Exercise instructions -> Copy out each line featuring the string "Business" from the entries beneath.

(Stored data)
▼▼▼

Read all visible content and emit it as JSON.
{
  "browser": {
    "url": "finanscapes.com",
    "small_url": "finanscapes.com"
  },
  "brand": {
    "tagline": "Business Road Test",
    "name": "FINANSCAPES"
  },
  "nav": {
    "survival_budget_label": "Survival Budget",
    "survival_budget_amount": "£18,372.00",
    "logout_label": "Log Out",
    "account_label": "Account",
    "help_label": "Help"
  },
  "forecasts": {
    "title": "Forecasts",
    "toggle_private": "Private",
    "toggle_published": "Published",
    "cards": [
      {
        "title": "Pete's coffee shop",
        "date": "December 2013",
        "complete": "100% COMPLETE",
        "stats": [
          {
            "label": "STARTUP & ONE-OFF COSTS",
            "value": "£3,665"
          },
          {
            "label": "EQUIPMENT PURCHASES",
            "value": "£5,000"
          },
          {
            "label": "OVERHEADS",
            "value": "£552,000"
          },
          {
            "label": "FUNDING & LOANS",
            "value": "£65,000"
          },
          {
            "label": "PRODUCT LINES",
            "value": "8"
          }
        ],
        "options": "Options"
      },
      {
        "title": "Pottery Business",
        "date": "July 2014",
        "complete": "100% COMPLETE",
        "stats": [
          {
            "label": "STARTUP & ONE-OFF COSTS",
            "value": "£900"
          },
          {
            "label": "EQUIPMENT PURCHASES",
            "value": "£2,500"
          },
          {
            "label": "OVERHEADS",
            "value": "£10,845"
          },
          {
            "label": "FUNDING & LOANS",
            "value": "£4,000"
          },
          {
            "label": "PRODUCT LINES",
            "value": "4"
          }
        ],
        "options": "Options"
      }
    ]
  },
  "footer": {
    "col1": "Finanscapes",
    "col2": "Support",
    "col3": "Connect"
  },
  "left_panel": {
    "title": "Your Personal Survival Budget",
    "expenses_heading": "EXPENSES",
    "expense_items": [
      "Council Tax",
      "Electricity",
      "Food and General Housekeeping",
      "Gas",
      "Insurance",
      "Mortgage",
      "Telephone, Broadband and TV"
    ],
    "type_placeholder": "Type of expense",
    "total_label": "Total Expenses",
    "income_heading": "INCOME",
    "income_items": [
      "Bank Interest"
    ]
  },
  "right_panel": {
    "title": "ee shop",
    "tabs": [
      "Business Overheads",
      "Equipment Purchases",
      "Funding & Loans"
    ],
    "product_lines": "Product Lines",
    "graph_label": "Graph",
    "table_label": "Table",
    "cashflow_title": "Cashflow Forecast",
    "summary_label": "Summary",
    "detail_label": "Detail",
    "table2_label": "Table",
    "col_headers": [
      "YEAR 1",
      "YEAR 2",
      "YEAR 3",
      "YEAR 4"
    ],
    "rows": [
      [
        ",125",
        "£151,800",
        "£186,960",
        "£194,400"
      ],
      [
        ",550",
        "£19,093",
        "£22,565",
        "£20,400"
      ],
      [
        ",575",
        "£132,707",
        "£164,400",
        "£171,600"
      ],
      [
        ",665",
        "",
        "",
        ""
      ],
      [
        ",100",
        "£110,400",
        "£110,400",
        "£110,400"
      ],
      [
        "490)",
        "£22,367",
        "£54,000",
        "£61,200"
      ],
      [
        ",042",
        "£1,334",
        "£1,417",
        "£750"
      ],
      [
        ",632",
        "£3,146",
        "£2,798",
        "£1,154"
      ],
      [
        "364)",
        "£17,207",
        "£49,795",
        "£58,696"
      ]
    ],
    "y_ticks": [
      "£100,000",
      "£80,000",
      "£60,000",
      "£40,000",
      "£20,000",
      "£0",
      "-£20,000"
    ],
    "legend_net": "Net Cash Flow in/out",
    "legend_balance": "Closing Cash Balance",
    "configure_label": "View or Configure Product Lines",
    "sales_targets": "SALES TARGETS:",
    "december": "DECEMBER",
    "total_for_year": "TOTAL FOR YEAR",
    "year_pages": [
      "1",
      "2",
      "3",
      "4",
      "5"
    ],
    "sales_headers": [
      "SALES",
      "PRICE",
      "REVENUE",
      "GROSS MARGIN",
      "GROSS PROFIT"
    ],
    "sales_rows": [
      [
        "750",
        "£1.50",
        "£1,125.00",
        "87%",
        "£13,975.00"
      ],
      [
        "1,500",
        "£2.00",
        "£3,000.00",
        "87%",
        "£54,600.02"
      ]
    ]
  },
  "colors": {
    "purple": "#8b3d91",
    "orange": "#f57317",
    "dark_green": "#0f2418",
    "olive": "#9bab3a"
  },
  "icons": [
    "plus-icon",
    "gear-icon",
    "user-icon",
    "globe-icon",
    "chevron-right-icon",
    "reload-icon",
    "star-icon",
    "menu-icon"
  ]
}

▲▲▲

Response to the exercise ->
    "tagline": "Business Road Test",
        "title": "Pottery Business",
      "Business Overheads",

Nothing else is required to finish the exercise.